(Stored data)
━━━━━━━━━━

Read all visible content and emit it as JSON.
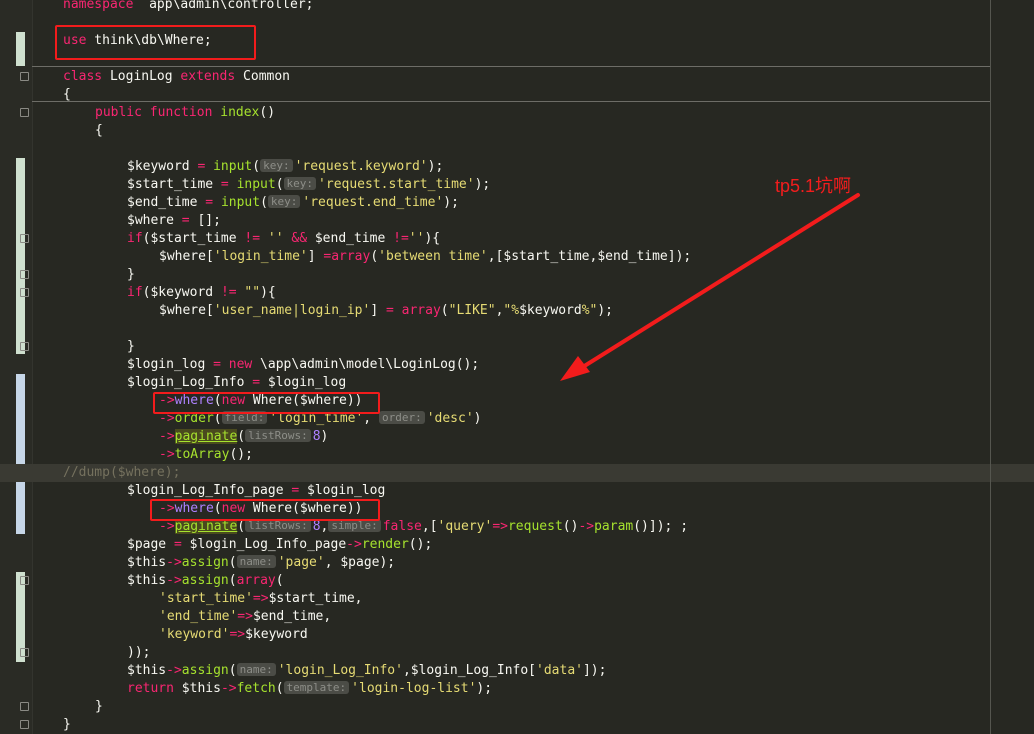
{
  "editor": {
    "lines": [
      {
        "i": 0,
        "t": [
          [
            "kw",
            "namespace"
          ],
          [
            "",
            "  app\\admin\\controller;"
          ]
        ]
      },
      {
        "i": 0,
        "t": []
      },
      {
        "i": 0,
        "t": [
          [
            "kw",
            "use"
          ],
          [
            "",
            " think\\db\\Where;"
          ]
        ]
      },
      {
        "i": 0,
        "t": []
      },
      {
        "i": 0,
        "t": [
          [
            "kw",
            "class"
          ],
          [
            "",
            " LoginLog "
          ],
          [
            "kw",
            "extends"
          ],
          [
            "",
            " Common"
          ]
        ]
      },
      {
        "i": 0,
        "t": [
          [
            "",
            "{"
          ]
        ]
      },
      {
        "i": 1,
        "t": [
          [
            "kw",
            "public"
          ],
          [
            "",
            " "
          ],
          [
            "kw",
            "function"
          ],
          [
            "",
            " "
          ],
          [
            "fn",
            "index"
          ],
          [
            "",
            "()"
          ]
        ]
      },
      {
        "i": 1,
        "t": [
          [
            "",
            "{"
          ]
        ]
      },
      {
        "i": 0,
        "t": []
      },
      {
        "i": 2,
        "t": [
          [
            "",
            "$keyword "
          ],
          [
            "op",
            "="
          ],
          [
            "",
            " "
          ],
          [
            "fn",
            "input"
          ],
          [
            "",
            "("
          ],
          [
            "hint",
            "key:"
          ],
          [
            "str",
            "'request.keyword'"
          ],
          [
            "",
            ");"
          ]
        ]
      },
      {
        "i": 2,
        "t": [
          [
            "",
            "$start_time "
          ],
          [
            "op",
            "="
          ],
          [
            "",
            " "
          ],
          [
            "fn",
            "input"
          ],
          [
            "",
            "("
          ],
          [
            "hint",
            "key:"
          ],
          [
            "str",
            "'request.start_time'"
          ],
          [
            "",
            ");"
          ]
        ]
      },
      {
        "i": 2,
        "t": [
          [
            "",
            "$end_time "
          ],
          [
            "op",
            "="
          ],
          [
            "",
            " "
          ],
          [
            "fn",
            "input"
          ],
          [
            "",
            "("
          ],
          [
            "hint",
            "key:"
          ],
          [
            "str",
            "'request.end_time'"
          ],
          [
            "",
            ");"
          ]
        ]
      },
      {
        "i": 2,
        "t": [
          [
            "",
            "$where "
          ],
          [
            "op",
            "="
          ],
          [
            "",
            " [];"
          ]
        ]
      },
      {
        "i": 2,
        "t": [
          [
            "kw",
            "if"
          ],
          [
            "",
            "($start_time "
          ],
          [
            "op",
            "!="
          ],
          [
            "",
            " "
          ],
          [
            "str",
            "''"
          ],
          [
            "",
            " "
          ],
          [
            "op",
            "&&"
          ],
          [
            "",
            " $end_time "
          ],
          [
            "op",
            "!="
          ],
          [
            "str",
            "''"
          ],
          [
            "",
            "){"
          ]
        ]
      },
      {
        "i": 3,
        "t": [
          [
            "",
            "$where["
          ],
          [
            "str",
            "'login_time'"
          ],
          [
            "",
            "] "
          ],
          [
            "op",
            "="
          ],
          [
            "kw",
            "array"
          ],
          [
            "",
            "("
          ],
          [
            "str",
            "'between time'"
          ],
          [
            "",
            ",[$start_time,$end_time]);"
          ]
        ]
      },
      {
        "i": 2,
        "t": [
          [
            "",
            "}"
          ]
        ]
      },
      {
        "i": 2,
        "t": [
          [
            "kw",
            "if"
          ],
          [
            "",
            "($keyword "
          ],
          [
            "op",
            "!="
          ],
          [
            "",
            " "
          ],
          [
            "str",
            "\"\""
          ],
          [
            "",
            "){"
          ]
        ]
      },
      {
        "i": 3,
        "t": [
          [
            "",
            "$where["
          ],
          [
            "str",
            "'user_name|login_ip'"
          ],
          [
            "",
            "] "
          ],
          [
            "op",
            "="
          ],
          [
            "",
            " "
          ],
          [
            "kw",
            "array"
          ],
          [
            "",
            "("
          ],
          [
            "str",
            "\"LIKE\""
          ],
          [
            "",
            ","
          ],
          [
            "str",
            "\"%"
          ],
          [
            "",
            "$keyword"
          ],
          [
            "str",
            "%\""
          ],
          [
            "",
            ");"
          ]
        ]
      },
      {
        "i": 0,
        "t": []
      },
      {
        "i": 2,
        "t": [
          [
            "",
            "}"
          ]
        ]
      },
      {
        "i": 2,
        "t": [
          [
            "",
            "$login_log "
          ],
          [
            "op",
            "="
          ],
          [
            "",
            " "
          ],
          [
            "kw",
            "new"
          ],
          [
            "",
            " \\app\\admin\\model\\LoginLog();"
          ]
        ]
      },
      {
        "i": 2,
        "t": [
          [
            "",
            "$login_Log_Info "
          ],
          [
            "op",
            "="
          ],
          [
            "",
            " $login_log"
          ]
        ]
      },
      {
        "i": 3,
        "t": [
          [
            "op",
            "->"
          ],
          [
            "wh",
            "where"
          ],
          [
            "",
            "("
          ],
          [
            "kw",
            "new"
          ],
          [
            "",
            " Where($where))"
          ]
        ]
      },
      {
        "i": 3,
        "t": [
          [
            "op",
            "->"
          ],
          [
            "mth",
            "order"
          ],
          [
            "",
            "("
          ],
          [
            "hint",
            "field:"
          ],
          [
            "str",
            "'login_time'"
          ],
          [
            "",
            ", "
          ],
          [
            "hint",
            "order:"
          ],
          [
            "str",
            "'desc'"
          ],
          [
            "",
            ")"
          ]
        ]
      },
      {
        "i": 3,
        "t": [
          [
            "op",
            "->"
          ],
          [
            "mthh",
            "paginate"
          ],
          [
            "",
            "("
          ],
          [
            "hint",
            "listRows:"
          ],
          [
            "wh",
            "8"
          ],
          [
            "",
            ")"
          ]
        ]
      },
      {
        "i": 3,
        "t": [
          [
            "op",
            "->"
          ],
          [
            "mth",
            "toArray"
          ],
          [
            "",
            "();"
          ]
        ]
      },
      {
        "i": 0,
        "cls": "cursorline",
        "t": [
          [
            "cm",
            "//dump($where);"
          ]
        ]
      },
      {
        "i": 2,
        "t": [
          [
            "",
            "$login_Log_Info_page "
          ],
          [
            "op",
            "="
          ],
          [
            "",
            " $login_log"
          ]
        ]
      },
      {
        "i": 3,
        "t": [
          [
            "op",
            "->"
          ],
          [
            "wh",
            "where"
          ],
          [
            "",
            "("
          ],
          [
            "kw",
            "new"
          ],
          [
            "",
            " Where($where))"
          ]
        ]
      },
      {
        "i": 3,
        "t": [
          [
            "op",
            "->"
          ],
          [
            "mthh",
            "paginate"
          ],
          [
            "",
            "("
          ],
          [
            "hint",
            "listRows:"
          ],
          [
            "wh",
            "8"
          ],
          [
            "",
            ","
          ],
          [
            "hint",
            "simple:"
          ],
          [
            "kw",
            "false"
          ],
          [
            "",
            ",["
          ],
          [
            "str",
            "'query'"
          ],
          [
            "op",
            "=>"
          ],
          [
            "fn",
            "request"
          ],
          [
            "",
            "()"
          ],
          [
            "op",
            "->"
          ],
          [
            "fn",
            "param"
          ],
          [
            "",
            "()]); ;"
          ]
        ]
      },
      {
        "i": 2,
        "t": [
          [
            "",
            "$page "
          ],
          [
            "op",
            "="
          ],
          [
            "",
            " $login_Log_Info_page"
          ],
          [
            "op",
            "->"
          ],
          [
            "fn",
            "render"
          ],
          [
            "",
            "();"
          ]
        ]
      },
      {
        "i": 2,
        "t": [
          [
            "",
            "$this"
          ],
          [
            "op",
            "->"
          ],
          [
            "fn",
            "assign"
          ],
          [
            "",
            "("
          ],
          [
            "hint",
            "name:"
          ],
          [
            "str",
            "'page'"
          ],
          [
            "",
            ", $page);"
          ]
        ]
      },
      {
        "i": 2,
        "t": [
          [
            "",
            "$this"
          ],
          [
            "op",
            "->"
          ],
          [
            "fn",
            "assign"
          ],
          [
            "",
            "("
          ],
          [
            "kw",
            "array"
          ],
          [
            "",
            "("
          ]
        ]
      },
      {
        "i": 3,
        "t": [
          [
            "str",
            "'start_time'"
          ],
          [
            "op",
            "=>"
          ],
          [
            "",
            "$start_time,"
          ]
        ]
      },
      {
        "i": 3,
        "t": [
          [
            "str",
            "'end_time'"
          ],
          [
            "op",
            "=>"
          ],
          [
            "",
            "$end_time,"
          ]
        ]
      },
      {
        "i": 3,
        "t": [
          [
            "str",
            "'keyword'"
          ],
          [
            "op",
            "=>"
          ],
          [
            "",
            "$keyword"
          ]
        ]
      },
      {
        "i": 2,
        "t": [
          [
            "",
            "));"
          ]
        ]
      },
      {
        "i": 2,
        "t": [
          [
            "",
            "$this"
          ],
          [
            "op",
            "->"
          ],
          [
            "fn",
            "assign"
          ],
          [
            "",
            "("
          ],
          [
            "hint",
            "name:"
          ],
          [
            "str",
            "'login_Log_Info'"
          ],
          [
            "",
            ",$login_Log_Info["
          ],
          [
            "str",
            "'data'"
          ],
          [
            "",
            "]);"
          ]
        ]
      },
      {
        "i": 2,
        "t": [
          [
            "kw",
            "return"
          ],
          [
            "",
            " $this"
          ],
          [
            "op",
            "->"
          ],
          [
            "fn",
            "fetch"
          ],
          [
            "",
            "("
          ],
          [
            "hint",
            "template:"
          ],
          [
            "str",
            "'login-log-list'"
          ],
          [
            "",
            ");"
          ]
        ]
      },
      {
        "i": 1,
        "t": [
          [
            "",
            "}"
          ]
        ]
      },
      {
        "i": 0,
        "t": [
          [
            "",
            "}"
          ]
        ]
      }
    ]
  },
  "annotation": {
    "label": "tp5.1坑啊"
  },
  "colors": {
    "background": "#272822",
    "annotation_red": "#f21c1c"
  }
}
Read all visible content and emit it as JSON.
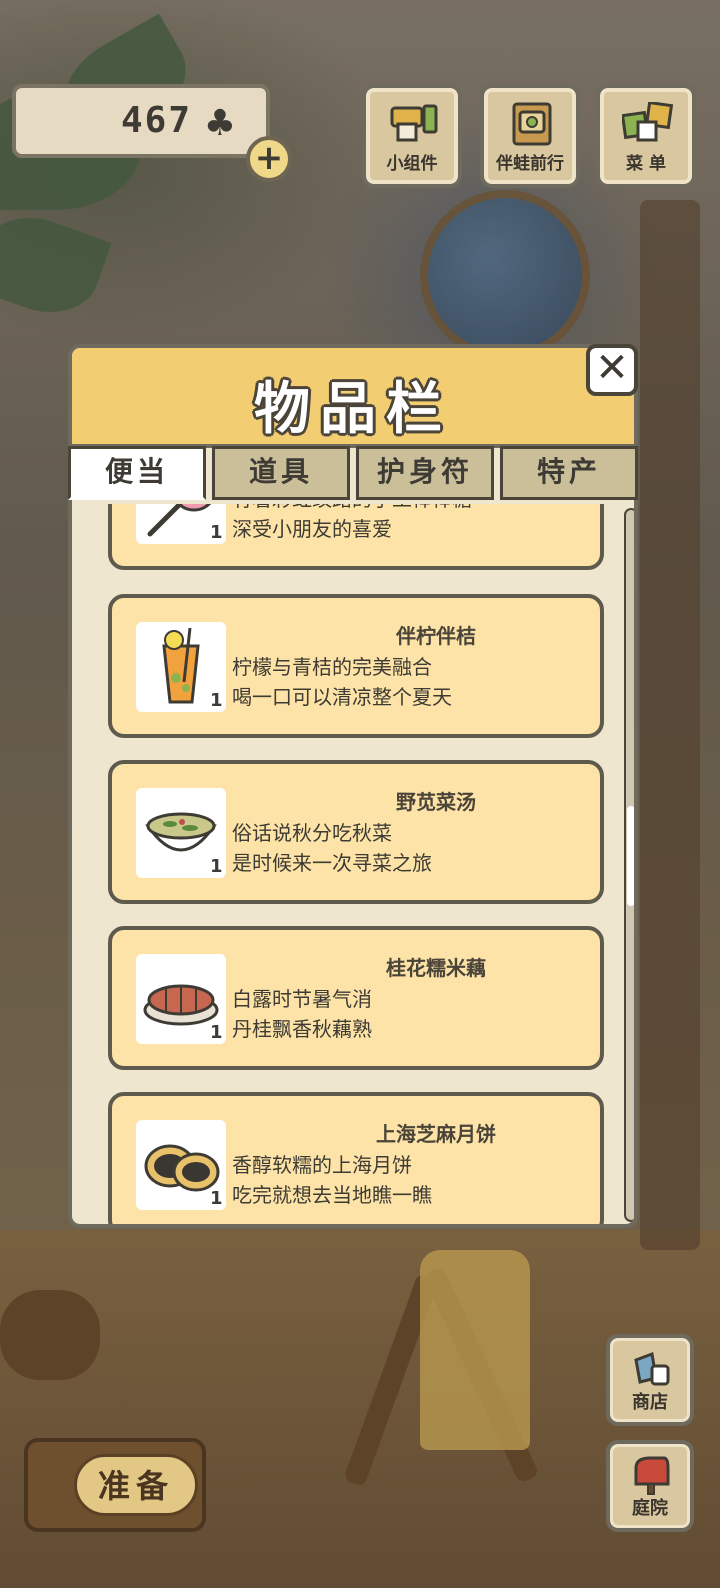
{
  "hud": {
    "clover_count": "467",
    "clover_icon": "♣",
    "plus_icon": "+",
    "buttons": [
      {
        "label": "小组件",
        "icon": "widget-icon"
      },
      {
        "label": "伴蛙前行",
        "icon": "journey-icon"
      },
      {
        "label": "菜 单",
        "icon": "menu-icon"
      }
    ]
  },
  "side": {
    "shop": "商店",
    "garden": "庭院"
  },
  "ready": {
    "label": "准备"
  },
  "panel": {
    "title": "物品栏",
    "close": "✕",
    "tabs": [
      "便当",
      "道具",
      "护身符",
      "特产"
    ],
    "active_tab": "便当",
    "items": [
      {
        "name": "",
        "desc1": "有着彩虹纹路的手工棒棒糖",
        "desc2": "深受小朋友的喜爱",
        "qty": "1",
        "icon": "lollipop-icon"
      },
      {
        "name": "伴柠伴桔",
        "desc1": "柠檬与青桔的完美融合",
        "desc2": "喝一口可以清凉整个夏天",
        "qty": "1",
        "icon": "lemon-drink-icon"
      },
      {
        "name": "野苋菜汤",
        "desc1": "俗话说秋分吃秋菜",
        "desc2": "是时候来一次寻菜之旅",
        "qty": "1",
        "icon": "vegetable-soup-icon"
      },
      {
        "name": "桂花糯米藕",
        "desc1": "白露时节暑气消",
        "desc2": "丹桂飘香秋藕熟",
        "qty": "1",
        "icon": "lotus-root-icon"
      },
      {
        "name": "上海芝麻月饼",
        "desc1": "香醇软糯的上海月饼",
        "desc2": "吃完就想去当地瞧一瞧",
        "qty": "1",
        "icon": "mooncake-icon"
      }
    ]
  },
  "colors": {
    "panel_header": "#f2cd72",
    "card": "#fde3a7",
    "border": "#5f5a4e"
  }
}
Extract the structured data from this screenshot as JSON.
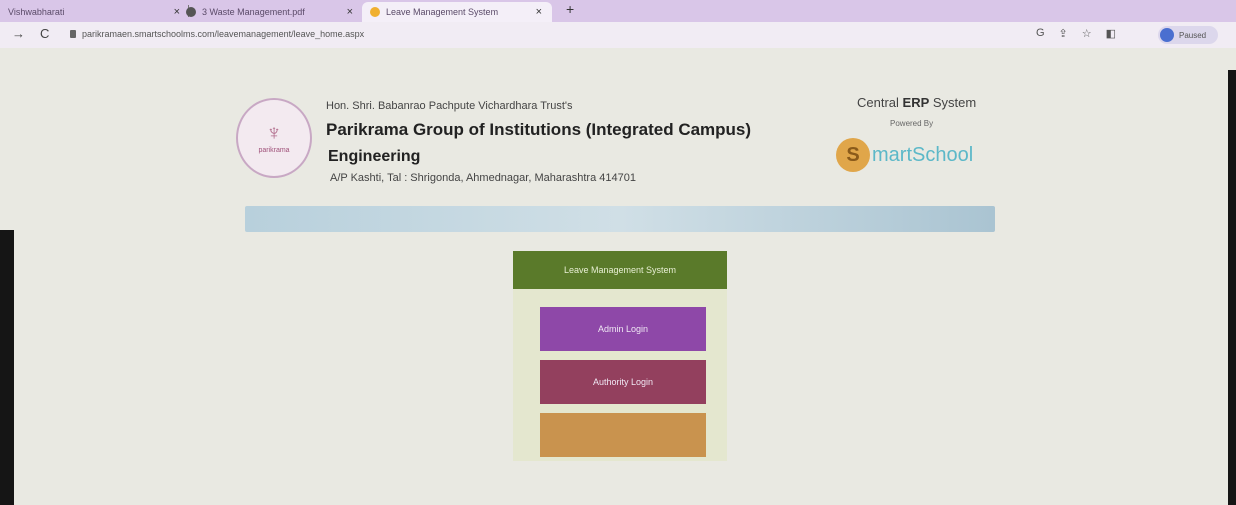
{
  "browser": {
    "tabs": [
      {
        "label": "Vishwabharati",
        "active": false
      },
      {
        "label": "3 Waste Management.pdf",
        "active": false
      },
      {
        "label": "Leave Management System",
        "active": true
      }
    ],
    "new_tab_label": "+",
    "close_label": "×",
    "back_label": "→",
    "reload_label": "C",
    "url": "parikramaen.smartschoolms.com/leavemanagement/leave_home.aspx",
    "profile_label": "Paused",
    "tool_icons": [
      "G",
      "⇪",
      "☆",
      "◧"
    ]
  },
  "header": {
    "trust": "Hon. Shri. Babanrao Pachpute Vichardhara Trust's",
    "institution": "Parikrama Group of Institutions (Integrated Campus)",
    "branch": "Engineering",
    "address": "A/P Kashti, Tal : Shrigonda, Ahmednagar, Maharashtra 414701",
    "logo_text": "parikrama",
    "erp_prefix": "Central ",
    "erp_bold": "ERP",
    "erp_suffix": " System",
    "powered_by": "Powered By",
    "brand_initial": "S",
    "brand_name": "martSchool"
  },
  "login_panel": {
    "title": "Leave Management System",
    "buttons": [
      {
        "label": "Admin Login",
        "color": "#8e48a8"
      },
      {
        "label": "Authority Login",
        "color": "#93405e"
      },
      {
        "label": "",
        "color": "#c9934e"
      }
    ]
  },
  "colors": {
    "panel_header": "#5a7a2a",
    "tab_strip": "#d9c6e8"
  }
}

━━━━━━━━━━

Give only the number of lines in the material above that include the word "title".

Result of the task: 2